## What to work on
From the listing below, extract every line in which the word "committente" appears.

◇ ◇ ◇ ◇

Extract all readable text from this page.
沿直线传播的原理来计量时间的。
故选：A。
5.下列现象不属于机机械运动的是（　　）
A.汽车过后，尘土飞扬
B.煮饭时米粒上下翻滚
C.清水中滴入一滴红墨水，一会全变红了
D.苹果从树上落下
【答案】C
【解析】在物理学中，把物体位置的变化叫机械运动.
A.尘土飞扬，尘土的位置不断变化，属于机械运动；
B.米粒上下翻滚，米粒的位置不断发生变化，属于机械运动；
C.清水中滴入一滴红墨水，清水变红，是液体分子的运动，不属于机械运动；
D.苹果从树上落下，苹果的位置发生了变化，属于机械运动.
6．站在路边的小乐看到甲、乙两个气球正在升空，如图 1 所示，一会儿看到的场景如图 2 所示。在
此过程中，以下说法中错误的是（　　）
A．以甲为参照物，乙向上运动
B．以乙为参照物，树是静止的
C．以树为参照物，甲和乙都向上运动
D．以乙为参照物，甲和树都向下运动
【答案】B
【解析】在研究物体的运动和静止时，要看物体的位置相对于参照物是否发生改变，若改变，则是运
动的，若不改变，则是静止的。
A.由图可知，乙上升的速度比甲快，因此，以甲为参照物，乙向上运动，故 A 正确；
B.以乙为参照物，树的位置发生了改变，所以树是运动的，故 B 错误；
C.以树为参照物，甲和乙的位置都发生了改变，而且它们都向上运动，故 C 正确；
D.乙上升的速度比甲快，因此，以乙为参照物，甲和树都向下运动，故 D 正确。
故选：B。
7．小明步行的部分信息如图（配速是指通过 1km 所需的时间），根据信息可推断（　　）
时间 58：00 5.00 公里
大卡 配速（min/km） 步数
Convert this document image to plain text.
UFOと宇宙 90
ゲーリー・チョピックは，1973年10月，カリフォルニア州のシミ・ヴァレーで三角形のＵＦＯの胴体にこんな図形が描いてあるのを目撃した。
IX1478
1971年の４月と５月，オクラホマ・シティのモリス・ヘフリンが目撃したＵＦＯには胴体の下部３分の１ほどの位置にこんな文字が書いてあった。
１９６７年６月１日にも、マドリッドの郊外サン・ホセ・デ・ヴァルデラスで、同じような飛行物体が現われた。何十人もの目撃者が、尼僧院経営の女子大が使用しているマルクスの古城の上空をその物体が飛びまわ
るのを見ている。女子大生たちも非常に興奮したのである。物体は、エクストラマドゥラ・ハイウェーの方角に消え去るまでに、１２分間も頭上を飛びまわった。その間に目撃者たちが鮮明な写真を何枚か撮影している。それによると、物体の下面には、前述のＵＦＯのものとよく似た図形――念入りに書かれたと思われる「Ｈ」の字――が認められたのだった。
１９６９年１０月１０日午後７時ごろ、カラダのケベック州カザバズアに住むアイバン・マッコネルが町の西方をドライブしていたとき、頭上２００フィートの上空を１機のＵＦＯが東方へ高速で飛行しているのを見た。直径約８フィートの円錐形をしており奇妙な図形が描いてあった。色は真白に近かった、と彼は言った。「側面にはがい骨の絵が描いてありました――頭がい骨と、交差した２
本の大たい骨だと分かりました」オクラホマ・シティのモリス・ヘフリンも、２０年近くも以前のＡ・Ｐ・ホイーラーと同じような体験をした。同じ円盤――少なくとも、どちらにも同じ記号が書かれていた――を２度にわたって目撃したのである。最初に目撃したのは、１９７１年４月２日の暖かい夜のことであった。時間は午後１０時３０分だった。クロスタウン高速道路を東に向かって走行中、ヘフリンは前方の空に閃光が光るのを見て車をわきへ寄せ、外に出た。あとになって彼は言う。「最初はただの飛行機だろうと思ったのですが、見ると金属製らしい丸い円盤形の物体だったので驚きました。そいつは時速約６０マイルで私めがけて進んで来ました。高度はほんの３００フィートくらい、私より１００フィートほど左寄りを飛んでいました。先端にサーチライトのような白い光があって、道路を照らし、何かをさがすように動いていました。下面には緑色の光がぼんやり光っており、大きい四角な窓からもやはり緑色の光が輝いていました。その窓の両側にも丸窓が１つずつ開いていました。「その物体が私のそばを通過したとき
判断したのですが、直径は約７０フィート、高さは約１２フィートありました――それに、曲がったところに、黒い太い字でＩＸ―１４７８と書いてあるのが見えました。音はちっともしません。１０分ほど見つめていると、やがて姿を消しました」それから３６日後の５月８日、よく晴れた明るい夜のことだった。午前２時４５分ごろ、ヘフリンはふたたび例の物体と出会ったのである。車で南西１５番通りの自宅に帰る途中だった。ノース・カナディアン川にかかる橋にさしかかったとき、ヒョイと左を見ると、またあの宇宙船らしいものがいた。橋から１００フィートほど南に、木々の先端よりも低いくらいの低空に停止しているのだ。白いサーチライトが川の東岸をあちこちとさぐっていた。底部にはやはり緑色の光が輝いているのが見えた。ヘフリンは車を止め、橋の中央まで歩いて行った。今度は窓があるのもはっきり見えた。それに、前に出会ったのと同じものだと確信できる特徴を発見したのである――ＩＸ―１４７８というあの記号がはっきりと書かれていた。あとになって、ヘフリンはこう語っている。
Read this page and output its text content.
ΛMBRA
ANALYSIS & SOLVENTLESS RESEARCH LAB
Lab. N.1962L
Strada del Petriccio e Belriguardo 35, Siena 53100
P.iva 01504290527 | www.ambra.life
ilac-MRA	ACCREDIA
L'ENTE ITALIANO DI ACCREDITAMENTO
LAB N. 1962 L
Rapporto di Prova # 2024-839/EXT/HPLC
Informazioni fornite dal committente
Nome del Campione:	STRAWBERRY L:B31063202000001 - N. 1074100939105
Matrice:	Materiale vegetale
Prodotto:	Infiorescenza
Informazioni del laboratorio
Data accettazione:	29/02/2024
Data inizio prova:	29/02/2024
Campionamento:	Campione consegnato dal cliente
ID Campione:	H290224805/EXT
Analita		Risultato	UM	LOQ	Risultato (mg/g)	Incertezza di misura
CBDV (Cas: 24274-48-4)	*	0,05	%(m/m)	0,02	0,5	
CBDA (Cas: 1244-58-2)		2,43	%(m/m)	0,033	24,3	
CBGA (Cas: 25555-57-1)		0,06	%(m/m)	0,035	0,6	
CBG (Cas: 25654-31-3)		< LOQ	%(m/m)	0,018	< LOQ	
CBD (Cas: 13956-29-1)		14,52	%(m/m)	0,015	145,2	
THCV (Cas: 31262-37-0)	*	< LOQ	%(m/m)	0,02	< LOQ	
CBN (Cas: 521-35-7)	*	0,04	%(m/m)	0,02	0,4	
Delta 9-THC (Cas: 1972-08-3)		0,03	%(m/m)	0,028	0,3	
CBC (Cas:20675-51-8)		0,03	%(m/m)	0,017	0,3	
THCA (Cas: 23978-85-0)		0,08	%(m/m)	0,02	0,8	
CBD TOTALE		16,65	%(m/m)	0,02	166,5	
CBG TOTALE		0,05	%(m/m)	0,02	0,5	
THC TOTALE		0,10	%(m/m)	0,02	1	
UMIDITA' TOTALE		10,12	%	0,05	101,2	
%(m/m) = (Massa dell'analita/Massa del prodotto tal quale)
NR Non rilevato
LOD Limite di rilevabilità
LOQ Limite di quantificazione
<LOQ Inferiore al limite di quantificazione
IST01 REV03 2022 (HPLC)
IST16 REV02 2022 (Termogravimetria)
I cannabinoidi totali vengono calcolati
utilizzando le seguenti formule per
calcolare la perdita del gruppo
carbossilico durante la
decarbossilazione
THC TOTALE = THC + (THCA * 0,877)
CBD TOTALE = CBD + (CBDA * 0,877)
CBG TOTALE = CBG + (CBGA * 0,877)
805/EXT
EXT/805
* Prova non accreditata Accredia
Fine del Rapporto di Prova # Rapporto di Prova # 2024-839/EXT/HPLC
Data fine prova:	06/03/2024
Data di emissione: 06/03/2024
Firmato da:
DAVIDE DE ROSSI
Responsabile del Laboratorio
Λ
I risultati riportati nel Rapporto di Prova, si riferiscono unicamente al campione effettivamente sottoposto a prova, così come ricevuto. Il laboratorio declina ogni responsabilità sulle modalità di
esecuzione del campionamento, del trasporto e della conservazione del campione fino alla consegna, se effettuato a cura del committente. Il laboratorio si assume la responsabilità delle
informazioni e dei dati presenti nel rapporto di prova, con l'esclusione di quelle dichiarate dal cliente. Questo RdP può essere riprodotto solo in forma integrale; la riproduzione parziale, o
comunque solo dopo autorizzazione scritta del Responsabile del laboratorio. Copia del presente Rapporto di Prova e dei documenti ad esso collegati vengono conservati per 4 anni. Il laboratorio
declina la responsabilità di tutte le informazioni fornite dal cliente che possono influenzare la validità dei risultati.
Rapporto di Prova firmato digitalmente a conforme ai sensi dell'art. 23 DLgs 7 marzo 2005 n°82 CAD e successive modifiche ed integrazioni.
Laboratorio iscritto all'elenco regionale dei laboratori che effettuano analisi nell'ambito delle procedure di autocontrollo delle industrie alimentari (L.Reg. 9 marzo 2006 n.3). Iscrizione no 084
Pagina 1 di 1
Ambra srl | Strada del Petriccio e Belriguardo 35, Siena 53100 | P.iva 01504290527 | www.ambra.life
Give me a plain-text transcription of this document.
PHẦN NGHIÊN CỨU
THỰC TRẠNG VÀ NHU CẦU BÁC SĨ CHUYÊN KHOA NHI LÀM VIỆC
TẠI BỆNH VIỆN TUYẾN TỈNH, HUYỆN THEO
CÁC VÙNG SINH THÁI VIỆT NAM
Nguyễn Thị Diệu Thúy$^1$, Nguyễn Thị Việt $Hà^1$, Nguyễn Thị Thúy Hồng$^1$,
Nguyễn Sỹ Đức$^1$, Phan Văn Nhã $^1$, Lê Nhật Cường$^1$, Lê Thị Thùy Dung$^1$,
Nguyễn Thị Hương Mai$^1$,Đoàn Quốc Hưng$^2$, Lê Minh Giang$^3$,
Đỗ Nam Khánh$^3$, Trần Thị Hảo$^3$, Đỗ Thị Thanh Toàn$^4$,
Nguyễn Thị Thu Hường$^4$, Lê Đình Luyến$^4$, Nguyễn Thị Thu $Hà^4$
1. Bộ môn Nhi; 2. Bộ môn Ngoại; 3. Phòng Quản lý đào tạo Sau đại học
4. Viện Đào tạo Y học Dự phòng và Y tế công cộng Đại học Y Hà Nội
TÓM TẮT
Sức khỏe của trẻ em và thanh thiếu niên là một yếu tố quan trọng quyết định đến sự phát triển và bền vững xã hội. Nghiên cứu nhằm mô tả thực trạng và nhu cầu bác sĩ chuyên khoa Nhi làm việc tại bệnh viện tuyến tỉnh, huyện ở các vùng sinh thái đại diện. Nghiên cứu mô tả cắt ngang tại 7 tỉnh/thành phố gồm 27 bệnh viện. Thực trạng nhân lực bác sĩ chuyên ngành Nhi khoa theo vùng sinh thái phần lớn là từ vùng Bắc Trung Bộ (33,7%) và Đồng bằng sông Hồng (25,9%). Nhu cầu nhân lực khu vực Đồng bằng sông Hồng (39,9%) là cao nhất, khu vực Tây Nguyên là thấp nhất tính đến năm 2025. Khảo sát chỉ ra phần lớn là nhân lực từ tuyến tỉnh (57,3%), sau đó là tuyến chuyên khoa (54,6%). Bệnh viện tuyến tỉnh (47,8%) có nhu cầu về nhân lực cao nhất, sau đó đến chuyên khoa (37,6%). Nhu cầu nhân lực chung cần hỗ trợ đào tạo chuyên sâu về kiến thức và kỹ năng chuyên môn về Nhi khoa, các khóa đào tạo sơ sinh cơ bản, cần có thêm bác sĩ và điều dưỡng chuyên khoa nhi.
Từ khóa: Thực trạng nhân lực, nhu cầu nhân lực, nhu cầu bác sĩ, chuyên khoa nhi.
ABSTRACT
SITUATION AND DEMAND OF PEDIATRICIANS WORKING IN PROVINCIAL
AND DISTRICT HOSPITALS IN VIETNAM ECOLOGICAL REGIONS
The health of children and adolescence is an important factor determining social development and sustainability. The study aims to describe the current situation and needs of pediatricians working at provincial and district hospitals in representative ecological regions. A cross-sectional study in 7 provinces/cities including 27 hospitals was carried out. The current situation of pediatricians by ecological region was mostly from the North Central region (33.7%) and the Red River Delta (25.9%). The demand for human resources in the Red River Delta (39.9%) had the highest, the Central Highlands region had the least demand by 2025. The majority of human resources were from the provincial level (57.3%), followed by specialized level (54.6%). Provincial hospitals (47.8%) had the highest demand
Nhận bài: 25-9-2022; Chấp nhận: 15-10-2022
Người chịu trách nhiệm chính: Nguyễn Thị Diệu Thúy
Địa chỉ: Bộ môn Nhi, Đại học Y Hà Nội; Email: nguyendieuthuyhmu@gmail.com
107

◇ ◇ ◇ ◇

## Worked solution
Informazioni fornite dal committente
esecuzione del campionamento, del trasporto e della conservazione del campione fino alla consegna, se effettuato a cura del committente. Il laboratorio si assume la responsabilità delle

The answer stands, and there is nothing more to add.